(Data entries)

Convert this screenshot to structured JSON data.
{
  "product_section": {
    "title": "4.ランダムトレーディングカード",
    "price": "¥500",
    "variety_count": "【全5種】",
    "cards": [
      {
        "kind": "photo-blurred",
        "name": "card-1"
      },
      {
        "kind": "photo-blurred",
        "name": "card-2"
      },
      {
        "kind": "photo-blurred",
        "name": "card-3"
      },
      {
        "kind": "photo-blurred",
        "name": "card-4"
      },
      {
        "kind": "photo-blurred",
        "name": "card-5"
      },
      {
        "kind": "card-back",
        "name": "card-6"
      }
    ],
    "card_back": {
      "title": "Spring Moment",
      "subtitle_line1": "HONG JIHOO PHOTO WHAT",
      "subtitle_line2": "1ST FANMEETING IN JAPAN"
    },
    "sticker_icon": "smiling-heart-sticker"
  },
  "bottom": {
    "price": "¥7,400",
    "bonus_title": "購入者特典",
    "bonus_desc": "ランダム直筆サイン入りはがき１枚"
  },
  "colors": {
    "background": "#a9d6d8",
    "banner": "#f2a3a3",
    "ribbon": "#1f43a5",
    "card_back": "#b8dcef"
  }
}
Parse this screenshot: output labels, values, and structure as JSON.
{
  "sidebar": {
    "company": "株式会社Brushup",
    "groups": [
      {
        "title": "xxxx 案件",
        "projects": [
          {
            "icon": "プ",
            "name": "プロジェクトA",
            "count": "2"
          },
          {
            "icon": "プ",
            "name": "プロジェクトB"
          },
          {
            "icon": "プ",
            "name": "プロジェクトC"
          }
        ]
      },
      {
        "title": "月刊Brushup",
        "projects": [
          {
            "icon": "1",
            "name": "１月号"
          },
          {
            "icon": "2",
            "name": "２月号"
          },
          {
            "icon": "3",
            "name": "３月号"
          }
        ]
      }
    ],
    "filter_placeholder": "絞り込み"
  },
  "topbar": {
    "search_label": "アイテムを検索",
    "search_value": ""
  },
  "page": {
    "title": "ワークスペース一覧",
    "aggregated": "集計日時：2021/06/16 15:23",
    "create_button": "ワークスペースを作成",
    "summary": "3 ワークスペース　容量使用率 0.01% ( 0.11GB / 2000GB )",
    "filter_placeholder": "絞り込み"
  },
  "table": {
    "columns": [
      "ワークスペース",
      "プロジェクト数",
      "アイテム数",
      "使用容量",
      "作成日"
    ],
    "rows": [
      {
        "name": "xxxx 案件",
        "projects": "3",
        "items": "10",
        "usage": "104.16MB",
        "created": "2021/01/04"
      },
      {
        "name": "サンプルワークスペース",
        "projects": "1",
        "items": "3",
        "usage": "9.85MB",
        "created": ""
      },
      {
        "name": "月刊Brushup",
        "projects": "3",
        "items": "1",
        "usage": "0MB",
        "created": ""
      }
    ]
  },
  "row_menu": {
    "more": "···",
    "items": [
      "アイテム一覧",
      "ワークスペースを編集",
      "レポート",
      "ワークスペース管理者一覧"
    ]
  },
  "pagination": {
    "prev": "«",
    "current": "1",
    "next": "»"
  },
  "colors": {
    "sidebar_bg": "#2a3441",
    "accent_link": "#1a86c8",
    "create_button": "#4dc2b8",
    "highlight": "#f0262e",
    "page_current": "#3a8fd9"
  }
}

Task to complete
Copy out the data shown above without altering anything.

Reply to the task
Convert this screenshot to structured JSON data.
{
  "product_section": {
    "title": "4.ランダムトレーディングカード",
    "price": "¥500",
    "variety_count": "【全5種】",
    "cards": [
      {
        "kind": "photo-blurred",
        "name": "card-1"
      },
      {
        "kind": "photo-blurred",
        "name": "card-2"
      },
      {
        "kind": "photo-blurred",
        "name": "card-3"
      },
      {
        "kind": "photo-blurred",
        "name": "card-4"
      },
      {
        "kind": "photo-blurred",
        "name": "card-5"
      },
      {
        "kind": "card-back",
        "name": "card-6"
      }
    ],
    "card_back": {
      "title": "Spring Moment",
      "subtitle_line1": "HONG JIHOO PHOTO WHAT",
      "subtitle_line2": "1ST FANMEETING IN JAPAN"
    },
    "sticker_icon": "smiling-heart-sticker"
  },
  "bottom": {
    "price": "¥7,400",
    "bonus_title": "購入者特典",
    "bonus_desc": "ランダム直筆サイン入りはがき１枚"
  },
  "colors": {
    "background": "#a9d6d8",
    "banner": "#f2a3a3",
    "ribbon": "#1f43a5",
    "card_back": "#b8dcef"
  }
}
Parse this screenshot: output labels, values, and structure as JSON.
{
  "sidebar": {
    "company": "株式会社Brushup",
    "groups": [
      {
        "title": "xxxx 案件",
        "projects": [
          {
            "icon": "プ",
            "name": "プロジェクトA",
            "count": "2"
          },
          {
            "icon": "プ",
            "name": "プロジェクトB"
          },
          {
            "icon": "プ",
            "name": "プロジェクトC"
          }
        ]
      },
      {
        "title": "月刊Brushup",
        "projects": [
          {
            "icon": "1",
            "name": "１月号"
          },
          {
            "icon": "2",
            "name": "２月号"
          },
          {
            "icon": "3",
            "name": "３月号"
          }
        ]
      }
    ],
    "filter_placeholder": "絞り込み"
  },
  "topbar": {
    "search_label": "アイテムを検索",
    "search_value": ""
  },
  "page": {
    "title": "ワークスペース一覧",
    "aggregated": "集計日時：2021/06/16 15:23",
    "create_button": "ワークスペースを作成",
    "summary": "3 ワークスペース　容量使用率 0.01% ( 0.11GB / 2000GB )",
    "filter_placeholder": "絞り込み"
  },
  "table": {
    "columns": [
      "ワークスペース",
      "プロジェクト数",
      "アイテム数",
      "使用容量",
      "作成日"
    ],
    "rows": [
      {
        "name": "xxxx 案件",
        "projects": "3",
        "items": "10",
        "usage": "104.16MB",
        "created": "2021/01/04"
      },
      {
        "name": "サンプルワークスペース",
        "projects": "1",
        "items": "3",
        "usage": "9.85MB",
        "created": ""
      },
      {
        "name": "月刊Brushup",
        "projects": "3",
        "items": "1",
        "usage": "0MB",
        "created": ""
      }
    ]
  },
  "row_menu": {
    "more": "···",
    "items": [
      "アイテム一覧",
      "ワークスペースを編集",
      "レポート",
      "ワークスペース管理者一覧"
    ]
  },
  "pagination": {
    "prev": "«",
    "current": "1",
    "next": "»"
  },
  "colors": {
    "sidebar_bg": "#2a3441",
    "accent_link": "#1a86c8",
    "create_button": "#4dc2b8",
    "highlight": "#f0262e",
    "page_current": "#3a8fd9"
  }
}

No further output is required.